**PAGE EXTRACT**
········

WARNING: This project has been archived, as the functionality of SOAPLite has been
merged into DScribe.

Smooth Overlap of Atomic Positions (SOAP) is an algorithm used for accurately
classifying and machine learning chemical environments [1,2]. For a detailed
documentation, please read soapDoc.pdf in this repository.

Getting Started

This is a low level, lightweight and fast implementation of SOAP for machine
learning in quantum chemistry and materials physics. When given a structure and
SOAP parameters, SOAPLite will spit out the SOAP spectra of local points in
space. For a higher level interface, please use
DScribe instead.

Here is an example of the python interface:

from soaplite import getBasisFunc, get_soap_locals
from ase.build import molecule

#-------------- Define structure -----------------------------------------------
atoms = molecule("H2O")

#-------------- Define positions of desired local environments ----------------
hpos = [
    [0, 1, 2],
    [2, 3, 4]
]

#------------------ Basis function settings (rCut, N_max) ----------------------
n_max = 5
l_max = 5
r_cut = 10.0
my_alphas, my_betas = getBasisFunc(r_cut, n_max)

#--------- Get local chemical environments for each defined position -----------
x = get_soap_locals(
    atoms,
    hpos,
    my_alphas,
    my_betas,
    rCut=r_cut,
    NradBas=n_max,
    Lmax=l_max,
    crossOver=True
)

print(x)
print(x.shape)

········

**DATA EXTRACTS**

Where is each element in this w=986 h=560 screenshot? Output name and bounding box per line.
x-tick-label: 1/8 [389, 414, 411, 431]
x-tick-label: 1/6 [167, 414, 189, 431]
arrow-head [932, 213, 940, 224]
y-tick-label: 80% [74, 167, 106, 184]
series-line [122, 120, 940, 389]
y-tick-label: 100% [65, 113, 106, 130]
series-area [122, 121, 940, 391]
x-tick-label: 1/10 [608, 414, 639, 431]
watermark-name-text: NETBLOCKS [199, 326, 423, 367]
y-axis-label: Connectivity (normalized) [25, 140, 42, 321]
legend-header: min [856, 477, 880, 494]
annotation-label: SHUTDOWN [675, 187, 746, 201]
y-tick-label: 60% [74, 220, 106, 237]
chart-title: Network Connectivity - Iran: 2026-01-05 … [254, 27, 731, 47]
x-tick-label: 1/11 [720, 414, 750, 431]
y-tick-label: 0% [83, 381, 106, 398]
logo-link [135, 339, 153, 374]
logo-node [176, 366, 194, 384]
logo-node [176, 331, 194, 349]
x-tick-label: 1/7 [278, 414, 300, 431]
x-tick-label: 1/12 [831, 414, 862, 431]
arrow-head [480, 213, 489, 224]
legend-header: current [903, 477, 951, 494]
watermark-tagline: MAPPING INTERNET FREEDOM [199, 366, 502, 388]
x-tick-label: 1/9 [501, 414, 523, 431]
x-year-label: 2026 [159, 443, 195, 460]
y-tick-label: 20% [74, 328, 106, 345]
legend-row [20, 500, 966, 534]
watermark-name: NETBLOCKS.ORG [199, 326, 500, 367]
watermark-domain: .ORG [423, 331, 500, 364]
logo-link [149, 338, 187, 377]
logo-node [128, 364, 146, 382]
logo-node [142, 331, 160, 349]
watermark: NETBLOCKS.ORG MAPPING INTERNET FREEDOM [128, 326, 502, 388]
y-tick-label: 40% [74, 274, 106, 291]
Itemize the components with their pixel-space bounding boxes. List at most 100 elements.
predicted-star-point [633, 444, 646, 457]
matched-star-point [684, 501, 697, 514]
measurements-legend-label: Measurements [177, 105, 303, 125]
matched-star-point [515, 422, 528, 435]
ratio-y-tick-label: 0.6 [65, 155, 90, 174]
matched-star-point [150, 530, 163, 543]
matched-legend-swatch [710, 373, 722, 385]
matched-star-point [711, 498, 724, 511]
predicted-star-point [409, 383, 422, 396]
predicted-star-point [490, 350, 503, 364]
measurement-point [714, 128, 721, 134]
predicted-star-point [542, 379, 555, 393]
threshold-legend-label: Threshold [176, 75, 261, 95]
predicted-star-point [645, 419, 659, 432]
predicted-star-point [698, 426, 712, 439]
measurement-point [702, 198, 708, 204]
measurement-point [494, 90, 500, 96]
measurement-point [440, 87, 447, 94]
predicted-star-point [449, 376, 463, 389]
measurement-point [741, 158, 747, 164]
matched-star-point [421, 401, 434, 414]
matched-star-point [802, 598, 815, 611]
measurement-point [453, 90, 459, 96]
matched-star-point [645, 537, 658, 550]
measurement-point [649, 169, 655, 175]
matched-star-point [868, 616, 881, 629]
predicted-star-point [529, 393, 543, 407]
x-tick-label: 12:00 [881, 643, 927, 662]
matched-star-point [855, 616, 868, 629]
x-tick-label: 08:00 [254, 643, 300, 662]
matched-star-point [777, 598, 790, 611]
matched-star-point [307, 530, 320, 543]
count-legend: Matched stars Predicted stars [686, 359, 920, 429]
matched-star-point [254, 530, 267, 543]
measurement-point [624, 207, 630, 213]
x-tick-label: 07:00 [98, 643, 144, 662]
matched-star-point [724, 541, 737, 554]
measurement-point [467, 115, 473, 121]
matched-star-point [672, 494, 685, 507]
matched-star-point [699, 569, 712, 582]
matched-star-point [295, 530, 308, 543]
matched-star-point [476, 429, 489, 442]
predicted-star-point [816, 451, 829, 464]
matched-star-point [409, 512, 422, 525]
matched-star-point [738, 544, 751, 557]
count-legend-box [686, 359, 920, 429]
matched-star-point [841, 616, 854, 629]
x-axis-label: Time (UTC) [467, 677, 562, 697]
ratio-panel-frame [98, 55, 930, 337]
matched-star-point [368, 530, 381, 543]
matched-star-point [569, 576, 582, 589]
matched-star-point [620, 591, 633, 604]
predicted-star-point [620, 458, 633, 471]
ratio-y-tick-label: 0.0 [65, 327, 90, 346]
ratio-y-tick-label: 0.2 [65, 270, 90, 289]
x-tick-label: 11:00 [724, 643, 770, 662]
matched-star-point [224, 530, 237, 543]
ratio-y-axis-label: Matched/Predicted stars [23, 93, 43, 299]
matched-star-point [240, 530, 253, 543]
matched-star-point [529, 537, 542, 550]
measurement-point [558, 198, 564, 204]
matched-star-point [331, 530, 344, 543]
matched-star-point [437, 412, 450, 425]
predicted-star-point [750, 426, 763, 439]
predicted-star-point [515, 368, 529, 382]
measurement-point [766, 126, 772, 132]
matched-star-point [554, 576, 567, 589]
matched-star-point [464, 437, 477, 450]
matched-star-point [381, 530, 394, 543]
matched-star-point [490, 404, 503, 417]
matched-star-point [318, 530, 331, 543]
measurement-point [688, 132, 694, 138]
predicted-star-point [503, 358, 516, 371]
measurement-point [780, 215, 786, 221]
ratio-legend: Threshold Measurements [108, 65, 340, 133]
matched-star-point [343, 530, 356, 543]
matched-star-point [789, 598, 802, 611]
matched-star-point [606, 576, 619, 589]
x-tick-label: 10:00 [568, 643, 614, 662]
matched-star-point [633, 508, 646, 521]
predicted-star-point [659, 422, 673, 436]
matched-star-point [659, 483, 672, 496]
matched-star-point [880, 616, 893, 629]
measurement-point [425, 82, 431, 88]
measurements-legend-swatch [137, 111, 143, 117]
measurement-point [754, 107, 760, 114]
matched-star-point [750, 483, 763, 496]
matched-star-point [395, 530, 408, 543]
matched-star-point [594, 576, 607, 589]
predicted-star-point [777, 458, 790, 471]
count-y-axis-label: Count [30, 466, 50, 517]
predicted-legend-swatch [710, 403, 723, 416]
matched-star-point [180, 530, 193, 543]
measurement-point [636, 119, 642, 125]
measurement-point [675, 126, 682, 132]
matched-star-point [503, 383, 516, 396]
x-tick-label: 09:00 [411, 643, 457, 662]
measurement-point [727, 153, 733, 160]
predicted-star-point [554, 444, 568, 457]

········

**REQUIRED ACTION 1**
List every keyword argument passed to get_soap_locals in the SOAPLite example code.
**REQUIRED ACTION 2**
Write a continuation of the SOAPLite description, starting after its last line of example code.
The rows have nothing to do with the text.

**EXPECTED OUTPUT 1**
rCut, NradBas, Lmax, crossOver

**EXPECTED OUTPUT 2**
Installation

We provide a python interface to the code with precompiled C-extension. This
precompiled version should work with linux-based machines, and can be installed
with:

pip install soaplite

Or by cloning this repository, you can install it by

pip3 install .

in the SOAPLite directory.

Authors

See also the list of contributors who participated in this project.

License

This project is licensed under the GNU LESSER GENERAL PUBLIC LICENSE - see the LICENSE.md file for details

References

If you use this software, please cite

  • [1] On representing chemical environments - Albert P. Bartók, Risi Kondor, Gábor Csányi paper
  • [2] Comparing molecules and solids across structural and alchemical space - Sandip De, Albert P. Bartók, Gábor Cásnyi, and Michele Ceriotti paper
  • Machine learning hydrogen adsorption on nanoclusters through structural descriptors - Marc O. J. Jäger, Eiaki V. Morooka, Filippo Federici Canova, Lauri Himanen & Adam S. Foster paper

The theory is based on the first two papers, and the implementation is based on the third paper.